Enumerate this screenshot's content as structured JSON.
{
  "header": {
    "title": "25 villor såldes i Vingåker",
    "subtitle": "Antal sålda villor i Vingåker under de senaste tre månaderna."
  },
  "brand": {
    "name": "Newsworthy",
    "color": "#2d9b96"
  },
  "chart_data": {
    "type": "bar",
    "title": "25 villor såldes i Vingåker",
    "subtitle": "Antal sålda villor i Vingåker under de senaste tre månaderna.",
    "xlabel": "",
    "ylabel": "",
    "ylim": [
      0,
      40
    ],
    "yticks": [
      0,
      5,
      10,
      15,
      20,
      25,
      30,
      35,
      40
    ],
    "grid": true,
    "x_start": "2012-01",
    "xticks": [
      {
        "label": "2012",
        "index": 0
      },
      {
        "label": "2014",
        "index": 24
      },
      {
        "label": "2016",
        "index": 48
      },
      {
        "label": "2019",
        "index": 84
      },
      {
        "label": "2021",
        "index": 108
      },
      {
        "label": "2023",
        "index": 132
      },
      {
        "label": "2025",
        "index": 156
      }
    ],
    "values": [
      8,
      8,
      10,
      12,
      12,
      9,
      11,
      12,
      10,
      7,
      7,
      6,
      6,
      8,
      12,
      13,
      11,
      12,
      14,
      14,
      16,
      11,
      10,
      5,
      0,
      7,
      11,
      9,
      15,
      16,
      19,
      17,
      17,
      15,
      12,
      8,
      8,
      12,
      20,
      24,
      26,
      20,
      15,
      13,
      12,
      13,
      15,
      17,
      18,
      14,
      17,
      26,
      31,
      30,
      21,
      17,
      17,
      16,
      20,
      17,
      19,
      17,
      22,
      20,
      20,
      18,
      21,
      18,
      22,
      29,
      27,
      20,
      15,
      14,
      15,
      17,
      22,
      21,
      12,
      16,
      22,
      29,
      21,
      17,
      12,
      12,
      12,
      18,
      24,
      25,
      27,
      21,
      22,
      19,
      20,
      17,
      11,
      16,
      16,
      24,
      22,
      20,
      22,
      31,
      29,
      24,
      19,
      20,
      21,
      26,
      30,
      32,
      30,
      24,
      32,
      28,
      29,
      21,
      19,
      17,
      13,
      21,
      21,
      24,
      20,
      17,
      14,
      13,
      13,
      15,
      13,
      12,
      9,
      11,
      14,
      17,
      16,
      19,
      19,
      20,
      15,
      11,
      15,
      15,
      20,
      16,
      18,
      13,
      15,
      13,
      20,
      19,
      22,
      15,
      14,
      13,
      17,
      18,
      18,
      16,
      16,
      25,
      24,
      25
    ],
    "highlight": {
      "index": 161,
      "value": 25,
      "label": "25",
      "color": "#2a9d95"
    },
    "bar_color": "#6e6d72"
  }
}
^^^^
Identify and list each line with the word "under".

Task answer —
    "subtitle": "Antal sålda villor i Vingåker under de senaste tre månaderna."
    "subtitle": "Antal sålda villor i Vingåker under de senaste tre månaderna.",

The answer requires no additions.